» EXTRACTO DEL DOCUMENTO
□ □ □ □ □
# Led como piloto del electro ventilador



## Sairus (Mar 13, 2010)

Hola gentes como veo que hay muchos topics con el tema de los led me los recorri a todos y no encontré en autotrónica algo parecido.
Bien mi electrónica es muy básica y quería que me ayuden con el cálculo de la resistencia para este led (antes que lo convierta en un pochoclo rojo).
Bien lo que quiero hacer es poner un led que se encienda cuando se enciende el electroventilador como testigo de que el electro funciona. Ahora bien no se cuanta corriente consume el electro pero creo que tiene que ser menor a 30 amp dado que el fusible es de 30 amp. osea que mas de 30 amp como mucho no ha de tener y si lo tuviera se quemaría el fusible.
El coche es un Senda diesel, con batería de 12 v entonces

V = I*R                  (12 - 1,2)/ 20mA = 540 ohm o  
P = V * I                 12 * 20mA        =  0.240 1W???

por lo tanto mi duda es está bien calculado y sobre todo la potencia disipada por la resistencia esta bien ???   
Agradezco de antemano las respuestas.


----------



## elaficionado (Mar 13, 2010)

Hola.

Usa 560 ohmios, 0.5W (1W mejor).

Chao.
elaficionado.


----------



## Sairus (Mar 14, 2010)

Gracias elaficionado por tu pronta respuesta.
El led y la resistencia estarían en serie con el electroventilador, esto afectaría la potencia disipada por la resistencia???


----------



## elaficionado (Mar 14, 2010)

Hola.

No, el LED y la resistenicia está en serie entre sí, pero no con el electroventilador.

Debes conectar el LED y la resistencia, en paralelo con electroventilador.

Si conectas todos en serie, o no funciona el ventilador o revienta le LED y la resistencia.

Chao.
elaficionado.


----------



## fernandoae (Mar 14, 2010)

NO, como se nota que no estudiaste mucho el tema, va en paralelo.Lo pones en serie y no anda mas el electro!!


----------



## Sairus (Mar 15, 2010)

frenando, hacía falta el comentario si estudie o no el tema???? yo ya dije que mi electrónica es muy básica...
□ □ □ □ □
» LISTADO
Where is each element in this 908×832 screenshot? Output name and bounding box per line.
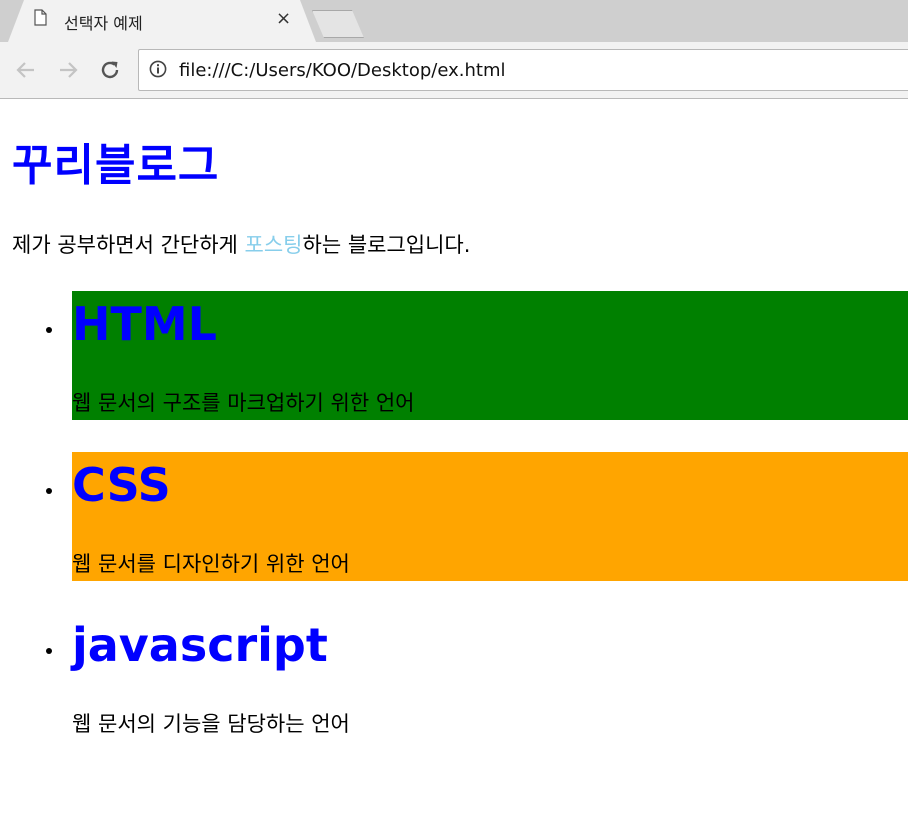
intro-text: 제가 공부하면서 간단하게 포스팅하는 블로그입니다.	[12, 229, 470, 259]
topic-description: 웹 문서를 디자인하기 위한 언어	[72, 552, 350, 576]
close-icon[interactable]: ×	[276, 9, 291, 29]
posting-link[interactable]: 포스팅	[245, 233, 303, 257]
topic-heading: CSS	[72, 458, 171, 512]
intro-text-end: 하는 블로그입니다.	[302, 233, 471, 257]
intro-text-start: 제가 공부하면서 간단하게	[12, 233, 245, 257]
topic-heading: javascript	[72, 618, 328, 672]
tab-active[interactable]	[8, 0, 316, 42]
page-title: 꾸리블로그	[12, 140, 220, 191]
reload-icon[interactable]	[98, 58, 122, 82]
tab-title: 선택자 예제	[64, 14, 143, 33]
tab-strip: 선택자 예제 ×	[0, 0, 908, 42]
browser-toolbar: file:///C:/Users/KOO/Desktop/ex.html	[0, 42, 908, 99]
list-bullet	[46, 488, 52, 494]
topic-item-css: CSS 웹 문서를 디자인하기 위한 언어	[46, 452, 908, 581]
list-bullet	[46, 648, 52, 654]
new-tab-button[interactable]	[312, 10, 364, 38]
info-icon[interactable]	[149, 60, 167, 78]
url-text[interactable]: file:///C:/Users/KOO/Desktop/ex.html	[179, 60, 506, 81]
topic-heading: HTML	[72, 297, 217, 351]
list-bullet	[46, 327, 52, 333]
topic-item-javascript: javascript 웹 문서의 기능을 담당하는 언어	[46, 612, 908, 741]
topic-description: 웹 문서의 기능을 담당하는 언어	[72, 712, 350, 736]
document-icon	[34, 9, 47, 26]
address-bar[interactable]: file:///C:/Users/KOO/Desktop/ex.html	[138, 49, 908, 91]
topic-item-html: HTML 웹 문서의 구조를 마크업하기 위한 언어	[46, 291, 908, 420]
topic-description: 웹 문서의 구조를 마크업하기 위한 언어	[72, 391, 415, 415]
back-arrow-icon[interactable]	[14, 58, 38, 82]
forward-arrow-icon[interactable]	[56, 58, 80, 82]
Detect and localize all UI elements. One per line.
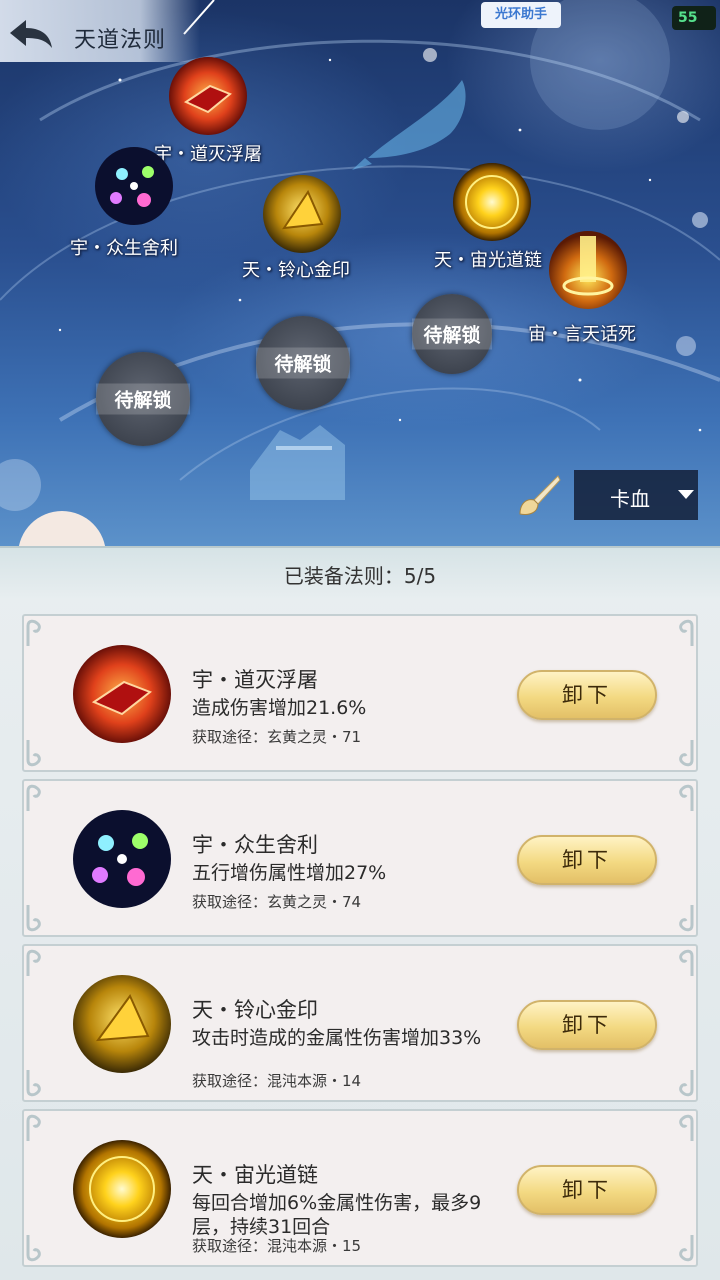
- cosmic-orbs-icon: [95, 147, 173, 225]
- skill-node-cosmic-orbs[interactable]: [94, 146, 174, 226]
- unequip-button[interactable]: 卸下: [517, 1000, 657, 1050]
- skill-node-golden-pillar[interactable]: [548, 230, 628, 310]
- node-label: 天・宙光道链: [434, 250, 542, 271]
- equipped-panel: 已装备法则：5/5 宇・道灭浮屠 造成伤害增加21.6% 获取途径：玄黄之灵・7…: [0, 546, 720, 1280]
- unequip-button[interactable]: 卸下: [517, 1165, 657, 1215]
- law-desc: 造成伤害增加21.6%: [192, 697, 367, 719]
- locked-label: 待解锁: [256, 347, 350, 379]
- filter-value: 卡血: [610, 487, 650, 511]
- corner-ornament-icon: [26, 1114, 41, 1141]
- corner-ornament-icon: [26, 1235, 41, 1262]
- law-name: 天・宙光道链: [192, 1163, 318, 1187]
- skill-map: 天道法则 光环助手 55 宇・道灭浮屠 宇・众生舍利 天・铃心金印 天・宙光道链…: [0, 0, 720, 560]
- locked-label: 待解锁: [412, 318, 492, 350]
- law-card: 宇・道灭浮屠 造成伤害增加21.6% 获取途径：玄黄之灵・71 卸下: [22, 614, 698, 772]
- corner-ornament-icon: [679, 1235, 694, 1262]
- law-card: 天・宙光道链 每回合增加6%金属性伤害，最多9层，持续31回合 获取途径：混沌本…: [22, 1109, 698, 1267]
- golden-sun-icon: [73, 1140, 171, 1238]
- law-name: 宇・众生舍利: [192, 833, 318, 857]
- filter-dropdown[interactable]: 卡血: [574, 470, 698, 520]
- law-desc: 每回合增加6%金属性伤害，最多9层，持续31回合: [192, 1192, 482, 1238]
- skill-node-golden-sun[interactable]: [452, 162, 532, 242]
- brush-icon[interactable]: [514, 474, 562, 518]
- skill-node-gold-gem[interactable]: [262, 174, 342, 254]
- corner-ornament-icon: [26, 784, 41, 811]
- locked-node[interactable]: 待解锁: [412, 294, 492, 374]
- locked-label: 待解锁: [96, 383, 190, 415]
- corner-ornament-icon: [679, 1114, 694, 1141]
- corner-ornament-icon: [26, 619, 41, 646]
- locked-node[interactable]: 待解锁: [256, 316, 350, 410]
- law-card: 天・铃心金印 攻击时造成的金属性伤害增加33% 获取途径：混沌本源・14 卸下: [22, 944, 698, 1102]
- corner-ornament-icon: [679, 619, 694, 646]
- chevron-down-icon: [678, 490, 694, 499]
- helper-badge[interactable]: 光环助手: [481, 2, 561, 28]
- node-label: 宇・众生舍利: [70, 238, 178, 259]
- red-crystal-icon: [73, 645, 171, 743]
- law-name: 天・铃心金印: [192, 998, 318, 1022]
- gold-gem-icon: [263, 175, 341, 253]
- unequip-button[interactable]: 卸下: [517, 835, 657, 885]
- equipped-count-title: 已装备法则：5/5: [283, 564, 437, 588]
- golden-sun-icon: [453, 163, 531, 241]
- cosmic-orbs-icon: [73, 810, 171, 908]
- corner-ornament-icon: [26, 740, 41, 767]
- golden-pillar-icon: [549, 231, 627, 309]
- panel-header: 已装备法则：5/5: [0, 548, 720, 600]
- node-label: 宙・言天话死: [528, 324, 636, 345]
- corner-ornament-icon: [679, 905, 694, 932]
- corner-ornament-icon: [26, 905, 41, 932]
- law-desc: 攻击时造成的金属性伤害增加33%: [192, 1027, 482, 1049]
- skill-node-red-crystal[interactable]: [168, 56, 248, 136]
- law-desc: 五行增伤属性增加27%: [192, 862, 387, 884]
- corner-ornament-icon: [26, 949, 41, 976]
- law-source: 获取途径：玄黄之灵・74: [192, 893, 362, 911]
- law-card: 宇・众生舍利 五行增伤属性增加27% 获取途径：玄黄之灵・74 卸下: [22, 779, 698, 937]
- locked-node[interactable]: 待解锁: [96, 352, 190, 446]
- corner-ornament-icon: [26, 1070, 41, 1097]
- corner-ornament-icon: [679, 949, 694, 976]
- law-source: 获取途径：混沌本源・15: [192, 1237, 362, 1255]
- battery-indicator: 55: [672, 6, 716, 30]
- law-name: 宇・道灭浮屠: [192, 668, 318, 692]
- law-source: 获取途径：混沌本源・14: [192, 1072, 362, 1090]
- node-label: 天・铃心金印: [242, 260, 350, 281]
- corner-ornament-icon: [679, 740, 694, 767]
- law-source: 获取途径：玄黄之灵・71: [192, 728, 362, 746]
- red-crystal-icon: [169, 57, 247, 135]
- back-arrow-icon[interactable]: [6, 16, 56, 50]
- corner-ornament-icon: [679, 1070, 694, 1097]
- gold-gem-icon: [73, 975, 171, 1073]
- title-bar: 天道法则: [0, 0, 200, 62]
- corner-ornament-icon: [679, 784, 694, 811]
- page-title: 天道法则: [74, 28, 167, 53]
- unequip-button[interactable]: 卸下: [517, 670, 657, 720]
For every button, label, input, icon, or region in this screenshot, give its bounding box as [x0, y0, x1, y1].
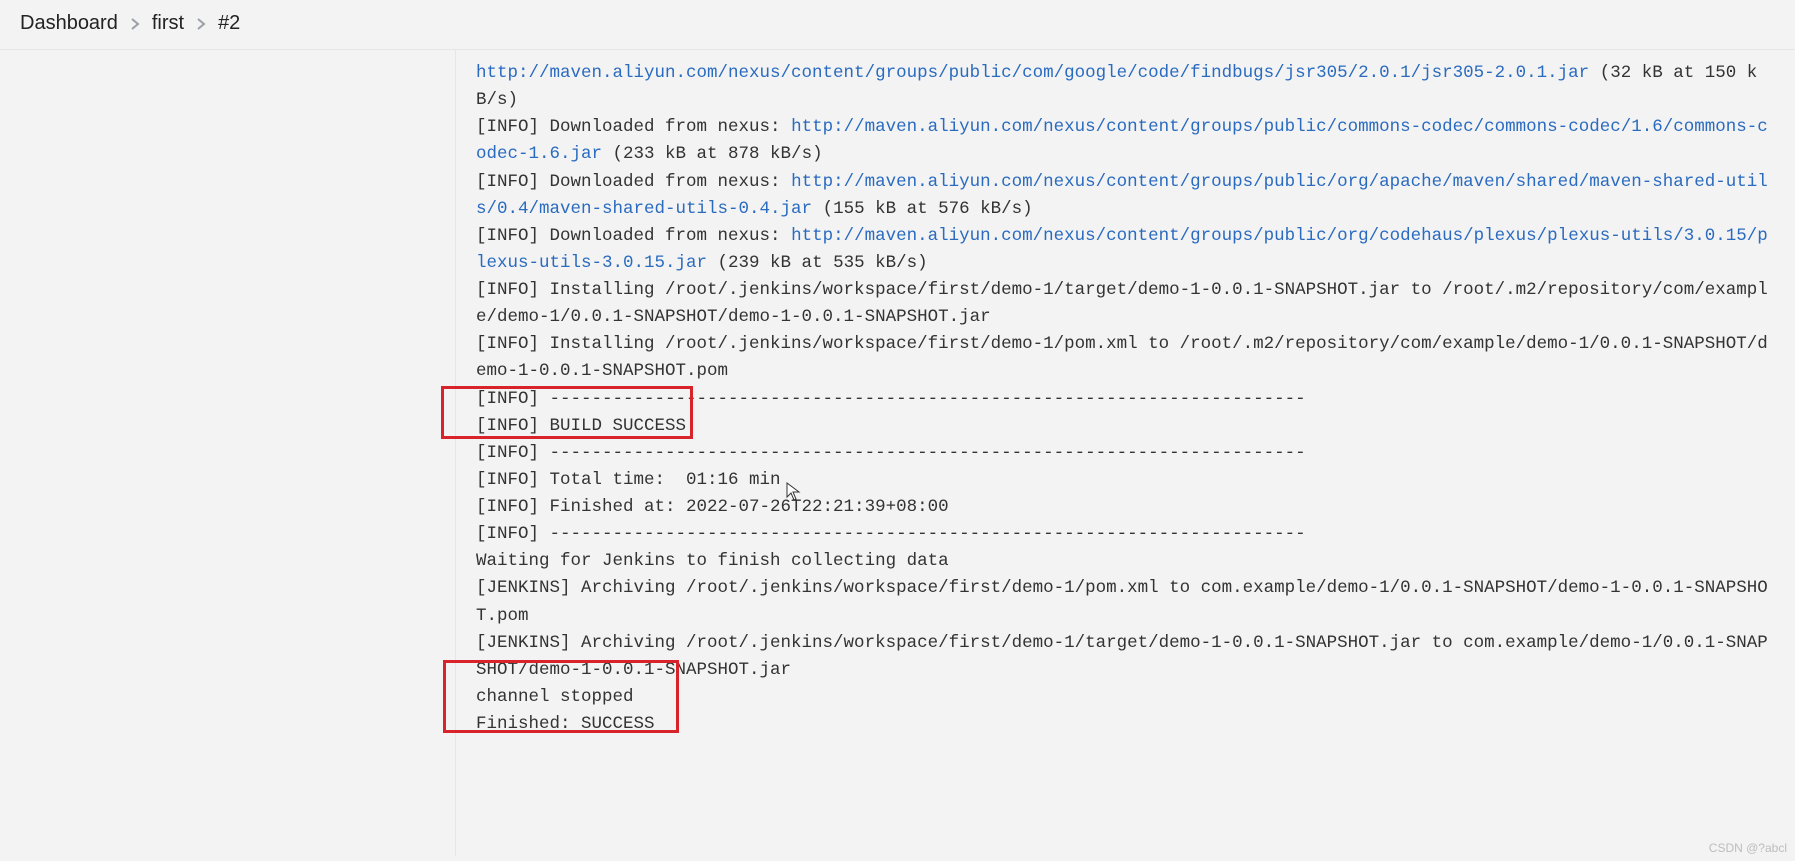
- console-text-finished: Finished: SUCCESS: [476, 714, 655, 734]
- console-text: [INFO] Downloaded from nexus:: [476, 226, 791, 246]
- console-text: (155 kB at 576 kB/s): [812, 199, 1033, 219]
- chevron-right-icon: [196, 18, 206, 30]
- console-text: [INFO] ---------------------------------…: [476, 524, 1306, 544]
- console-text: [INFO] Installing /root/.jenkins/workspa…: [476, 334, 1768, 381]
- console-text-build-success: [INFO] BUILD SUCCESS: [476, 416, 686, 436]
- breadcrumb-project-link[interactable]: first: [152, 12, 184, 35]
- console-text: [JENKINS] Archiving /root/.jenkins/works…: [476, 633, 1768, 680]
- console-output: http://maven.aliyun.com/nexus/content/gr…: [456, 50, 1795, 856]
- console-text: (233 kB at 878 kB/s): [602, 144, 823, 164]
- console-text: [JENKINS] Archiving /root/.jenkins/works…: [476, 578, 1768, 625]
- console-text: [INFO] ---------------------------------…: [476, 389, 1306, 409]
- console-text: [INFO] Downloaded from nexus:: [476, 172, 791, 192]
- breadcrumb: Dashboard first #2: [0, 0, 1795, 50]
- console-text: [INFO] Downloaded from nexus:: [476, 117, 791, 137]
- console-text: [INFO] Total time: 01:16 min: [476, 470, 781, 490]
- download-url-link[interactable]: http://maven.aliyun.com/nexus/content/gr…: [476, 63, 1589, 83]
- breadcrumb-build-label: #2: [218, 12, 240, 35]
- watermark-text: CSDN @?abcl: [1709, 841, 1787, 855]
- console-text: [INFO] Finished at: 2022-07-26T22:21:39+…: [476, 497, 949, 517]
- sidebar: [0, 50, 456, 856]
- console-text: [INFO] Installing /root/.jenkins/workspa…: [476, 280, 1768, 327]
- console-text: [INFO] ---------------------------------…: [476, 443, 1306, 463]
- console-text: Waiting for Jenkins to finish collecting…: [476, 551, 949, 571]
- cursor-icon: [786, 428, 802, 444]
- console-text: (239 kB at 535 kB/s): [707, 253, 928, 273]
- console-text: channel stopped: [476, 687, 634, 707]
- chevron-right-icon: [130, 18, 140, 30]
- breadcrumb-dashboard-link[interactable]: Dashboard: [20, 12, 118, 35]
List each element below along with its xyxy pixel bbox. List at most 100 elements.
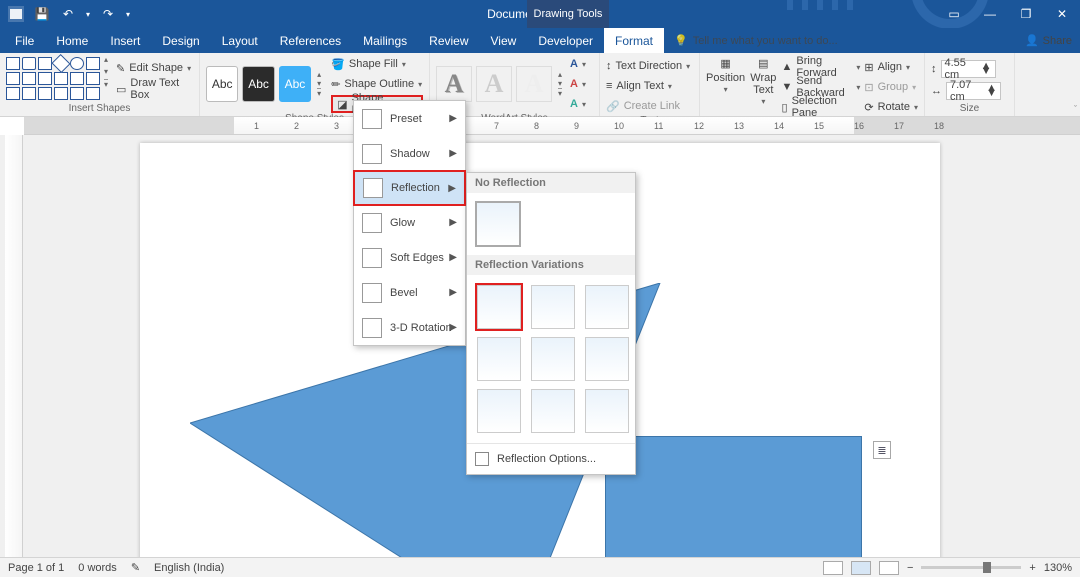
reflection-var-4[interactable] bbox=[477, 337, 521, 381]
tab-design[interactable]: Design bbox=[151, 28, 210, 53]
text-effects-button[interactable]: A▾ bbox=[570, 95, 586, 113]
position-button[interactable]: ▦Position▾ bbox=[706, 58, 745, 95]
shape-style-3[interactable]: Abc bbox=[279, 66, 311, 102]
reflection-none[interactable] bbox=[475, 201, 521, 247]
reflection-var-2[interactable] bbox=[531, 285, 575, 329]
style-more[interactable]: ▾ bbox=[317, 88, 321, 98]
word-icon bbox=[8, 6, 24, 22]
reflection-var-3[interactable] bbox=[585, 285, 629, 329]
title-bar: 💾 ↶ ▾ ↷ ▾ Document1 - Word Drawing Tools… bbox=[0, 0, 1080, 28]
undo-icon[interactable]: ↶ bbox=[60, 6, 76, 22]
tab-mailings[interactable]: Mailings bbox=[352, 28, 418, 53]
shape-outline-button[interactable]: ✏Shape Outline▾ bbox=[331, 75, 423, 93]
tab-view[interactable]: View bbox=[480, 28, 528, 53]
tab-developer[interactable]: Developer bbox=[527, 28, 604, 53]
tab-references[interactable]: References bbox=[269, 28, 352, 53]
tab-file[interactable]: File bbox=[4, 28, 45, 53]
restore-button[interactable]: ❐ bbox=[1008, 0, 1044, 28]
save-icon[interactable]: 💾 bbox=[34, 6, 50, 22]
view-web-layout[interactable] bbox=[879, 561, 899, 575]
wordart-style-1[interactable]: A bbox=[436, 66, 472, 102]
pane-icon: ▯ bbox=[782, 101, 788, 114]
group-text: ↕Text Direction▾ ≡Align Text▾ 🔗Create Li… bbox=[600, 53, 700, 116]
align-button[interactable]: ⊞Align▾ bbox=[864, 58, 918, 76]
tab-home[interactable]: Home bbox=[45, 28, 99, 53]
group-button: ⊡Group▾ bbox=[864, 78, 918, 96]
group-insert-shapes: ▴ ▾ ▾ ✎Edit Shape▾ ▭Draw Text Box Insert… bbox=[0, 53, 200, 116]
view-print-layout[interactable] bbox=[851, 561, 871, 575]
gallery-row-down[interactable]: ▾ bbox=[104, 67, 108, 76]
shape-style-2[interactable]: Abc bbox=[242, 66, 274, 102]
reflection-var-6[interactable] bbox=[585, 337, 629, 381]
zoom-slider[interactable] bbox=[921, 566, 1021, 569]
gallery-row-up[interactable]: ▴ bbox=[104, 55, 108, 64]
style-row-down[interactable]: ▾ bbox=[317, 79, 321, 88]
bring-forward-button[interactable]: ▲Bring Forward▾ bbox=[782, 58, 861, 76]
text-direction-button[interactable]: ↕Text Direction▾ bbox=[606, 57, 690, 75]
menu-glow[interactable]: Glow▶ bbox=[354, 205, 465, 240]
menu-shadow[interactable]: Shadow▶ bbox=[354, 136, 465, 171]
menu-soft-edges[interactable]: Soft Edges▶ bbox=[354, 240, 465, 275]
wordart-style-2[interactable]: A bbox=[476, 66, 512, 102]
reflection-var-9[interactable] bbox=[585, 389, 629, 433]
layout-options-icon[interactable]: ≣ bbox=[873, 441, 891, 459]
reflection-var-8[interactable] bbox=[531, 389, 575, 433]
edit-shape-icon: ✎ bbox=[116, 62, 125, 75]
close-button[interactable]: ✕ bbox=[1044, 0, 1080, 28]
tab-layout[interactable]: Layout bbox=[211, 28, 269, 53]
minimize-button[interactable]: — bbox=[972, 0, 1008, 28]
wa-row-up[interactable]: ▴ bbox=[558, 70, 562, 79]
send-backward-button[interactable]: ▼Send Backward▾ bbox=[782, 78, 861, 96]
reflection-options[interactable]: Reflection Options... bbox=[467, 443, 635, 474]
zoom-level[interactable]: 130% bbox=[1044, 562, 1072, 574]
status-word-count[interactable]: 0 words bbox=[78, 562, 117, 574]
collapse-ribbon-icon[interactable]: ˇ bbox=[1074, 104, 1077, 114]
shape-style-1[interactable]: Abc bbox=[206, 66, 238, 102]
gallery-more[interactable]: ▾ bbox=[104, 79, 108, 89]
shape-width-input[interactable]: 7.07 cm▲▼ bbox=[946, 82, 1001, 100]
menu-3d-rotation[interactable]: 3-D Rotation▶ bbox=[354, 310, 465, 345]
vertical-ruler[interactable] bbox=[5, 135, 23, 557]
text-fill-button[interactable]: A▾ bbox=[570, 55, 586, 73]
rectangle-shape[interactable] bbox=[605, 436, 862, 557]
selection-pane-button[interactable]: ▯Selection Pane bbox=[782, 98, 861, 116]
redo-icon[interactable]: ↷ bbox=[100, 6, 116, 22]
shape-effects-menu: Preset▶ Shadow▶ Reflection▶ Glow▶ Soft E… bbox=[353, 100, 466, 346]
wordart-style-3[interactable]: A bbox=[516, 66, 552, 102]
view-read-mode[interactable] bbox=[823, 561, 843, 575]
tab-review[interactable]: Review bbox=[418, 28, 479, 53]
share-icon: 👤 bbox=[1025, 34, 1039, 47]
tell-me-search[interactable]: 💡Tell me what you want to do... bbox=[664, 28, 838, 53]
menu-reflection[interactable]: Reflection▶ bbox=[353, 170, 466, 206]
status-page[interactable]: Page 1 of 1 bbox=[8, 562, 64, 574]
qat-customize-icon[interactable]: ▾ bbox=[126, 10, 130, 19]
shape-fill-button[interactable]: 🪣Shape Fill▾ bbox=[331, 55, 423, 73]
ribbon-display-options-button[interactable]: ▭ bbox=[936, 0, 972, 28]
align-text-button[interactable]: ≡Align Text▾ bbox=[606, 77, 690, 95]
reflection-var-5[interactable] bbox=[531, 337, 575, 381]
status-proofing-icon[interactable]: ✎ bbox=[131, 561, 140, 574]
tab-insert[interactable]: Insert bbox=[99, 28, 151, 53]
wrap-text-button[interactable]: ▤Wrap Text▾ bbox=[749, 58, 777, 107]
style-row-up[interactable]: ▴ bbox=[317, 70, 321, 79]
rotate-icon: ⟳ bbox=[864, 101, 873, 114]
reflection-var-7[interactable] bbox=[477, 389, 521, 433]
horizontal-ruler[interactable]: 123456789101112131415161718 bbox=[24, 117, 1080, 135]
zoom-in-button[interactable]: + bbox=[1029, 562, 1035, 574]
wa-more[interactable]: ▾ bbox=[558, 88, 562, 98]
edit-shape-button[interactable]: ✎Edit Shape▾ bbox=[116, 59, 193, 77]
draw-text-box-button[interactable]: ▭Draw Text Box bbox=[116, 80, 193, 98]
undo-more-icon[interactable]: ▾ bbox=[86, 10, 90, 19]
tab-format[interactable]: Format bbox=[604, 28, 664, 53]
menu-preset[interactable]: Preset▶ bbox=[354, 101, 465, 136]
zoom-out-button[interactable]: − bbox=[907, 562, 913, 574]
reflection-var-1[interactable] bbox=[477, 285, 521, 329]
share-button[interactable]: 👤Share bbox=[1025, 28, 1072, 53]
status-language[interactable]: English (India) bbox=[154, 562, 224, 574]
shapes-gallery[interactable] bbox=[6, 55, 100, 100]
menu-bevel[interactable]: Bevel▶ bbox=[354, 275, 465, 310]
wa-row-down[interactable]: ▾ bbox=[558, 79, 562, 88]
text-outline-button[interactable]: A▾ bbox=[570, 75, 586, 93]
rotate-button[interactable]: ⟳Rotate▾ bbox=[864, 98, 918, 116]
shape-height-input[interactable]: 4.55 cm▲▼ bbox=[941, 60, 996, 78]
□ □ □ □ □
» PROBLEMA PLANTEADO
Responde estas preguntas sobre el hilo del LED testigo del electroventilador:
(a) ¿De cuántos amperios es el fusible que menciona Sairus?
(b) ¿Qué valor y qué potencia de resistencia recomienda elaficionado en su primera respuesta?
(c) ¿Cómo deben conectarse el LED y la resistencia respecto al electroventilador?

» RESULTADO DEL EJERCICIO
(a) El fusible es de 30 amperios.
(b) Recomienda una resistencia de 560 ohmios y 0,5 W, aunque considera mejor una de 1 W.
(c) Deben conectarse en paralelo con el electroventilador.